■ Extracted data
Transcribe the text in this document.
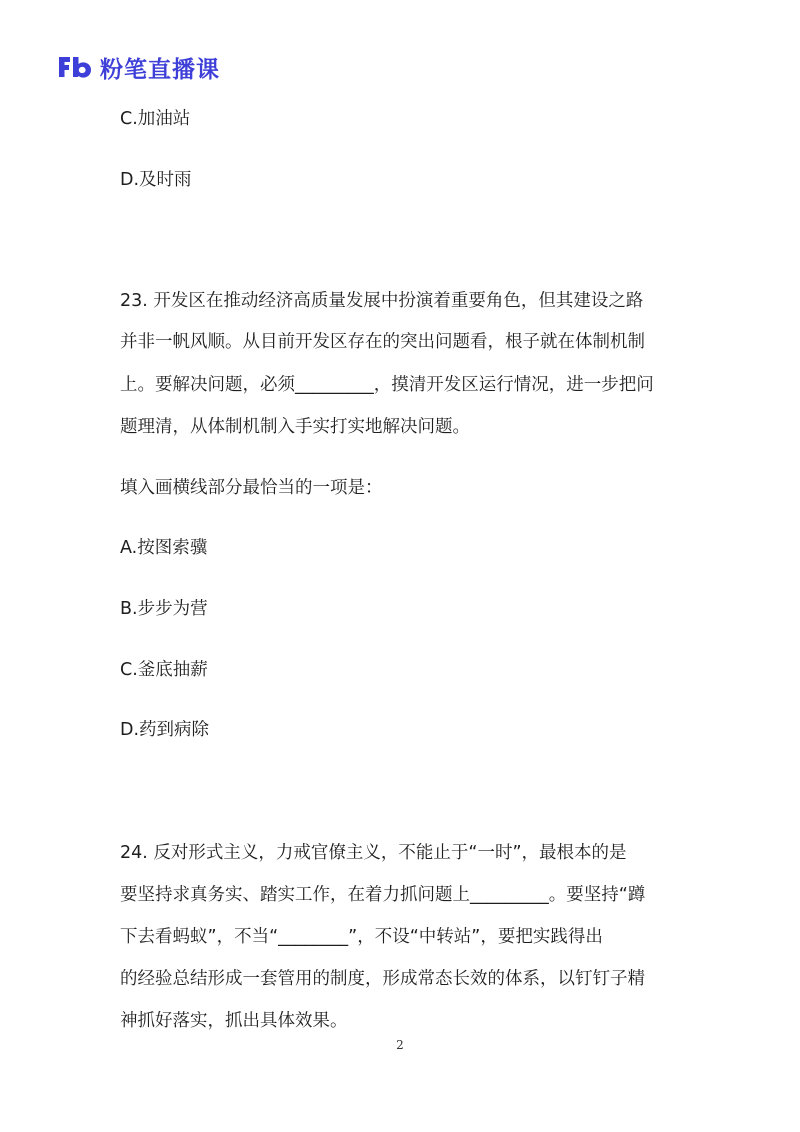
粉笔直播课
C.加油站
D.及时雨
23. 开发区在推动经济高质量发展中扮演着重要角色，但其建设之路
并非一帆风顺。从目前开发区存在的突出问题看，根子就在体制机制
上。要解决问题，必须_________，摸清开发区运行情况，进一步把问
题理清，从体制机制入手实打实地解决问题。
填入画横线部分最恰当的一项是：
A.按图索骥
B.步步为营
C.釜底抽薪
D.药到病除
24. 反对形式主义，力戒官僚主义，不能止于“一时”，最根本的是
要坚持求真务实、踏实工作，在着力抓问题上_________。要坚持“蹲
下去看蚂蚁”，不当“________”，不设“中转站”，要把实践得出
的经验总结形成一套管用的制度，形成常态长效的体系，以钉钉子精
神抓好落实，抓出具体效果。
2
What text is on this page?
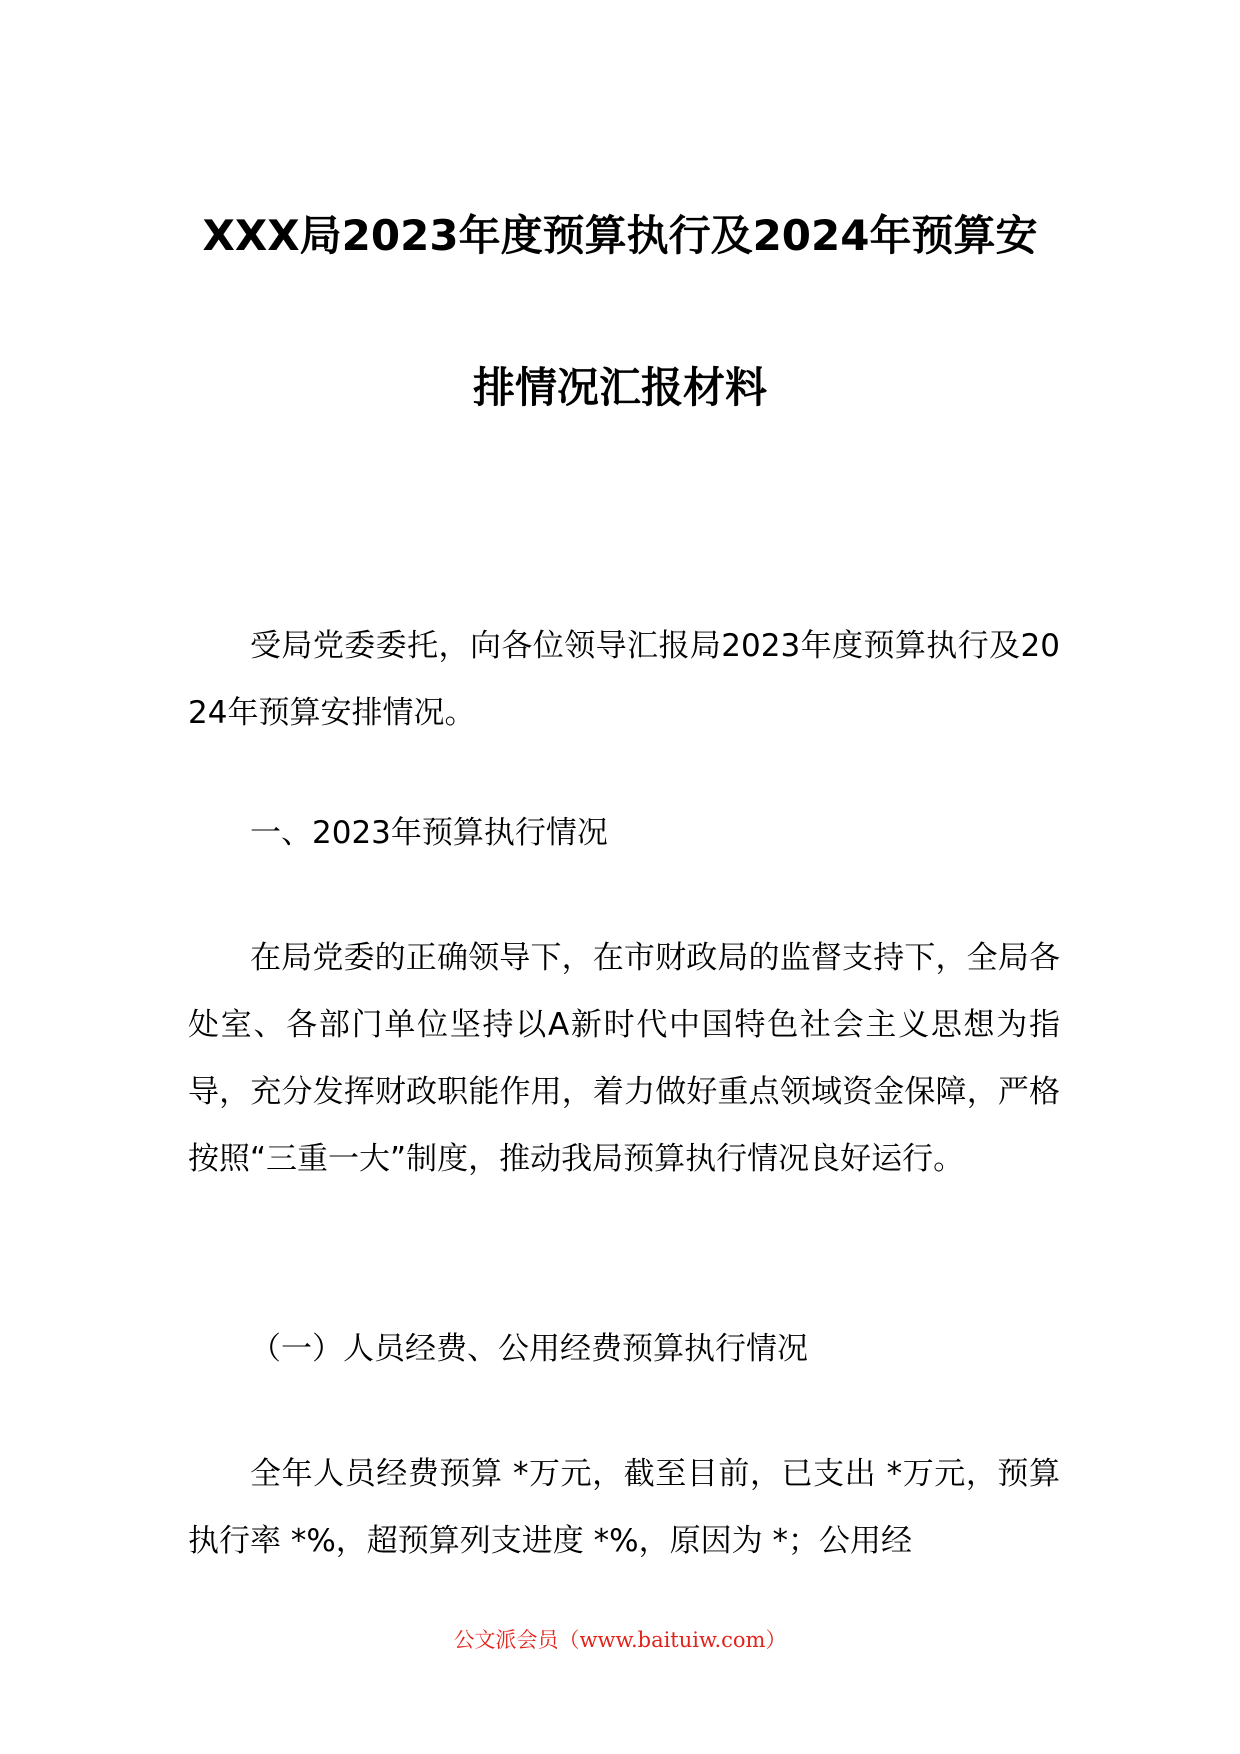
XXX局2023年度预算执行及2024年预算安
排情况汇报材料

受局党委委托，向各位领导汇报局2023年度预算执行及2024年预算安排情况。

一、2023年预算执行情况

在局党委的正确领导下，在市财政局的监督支持下，全局各处室、各部门单位坚持以A新时代中国特色社会主义思想为指导，充分发挥财政职能作用，着力做好重点领域资金保障，严格按照“三重一大”制度，推动我局预算执行情况良好运行。

（一）人员经费、公用经费预算执行情况

全年人员经费预算 *万元，截至目前，已支出 *万元，预算执行率 *%，超预算列支进度 *%，原因为 *；公用经

公文派会员（www.baituiw.com）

■ To do
Reproduce exactly, and only, the lines from the one containing "What text is on this page?" through the last line of the records above, both included, leaving out any pictures.

■ Solved problem
What text is on this page?
XXX局2023年度预算执行及2024年预算安
排情况汇报材料

受局党委委托，向各位领导汇报局2023年度预算执行及2024年预算安排情况。

一、2023年预算执行情况

在局党委的正确领导下，在市财政局的监督支持下，全局各处室、各部门单位坚持以A新时代中国特色社会主义思想为指导，充分发挥财政职能作用，着力做好重点领域资金保障，严格按照“三重一大”制度，推动我局预算执行情况良好运行。

（一）人员经费、公用经费预算执行情况

全年人员经费预算 *万元，截至目前，已支出 *万元，预算执行率 *%，超预算列支进度 *%，原因为 *；公用经

公文派会员（www.baituiw.com）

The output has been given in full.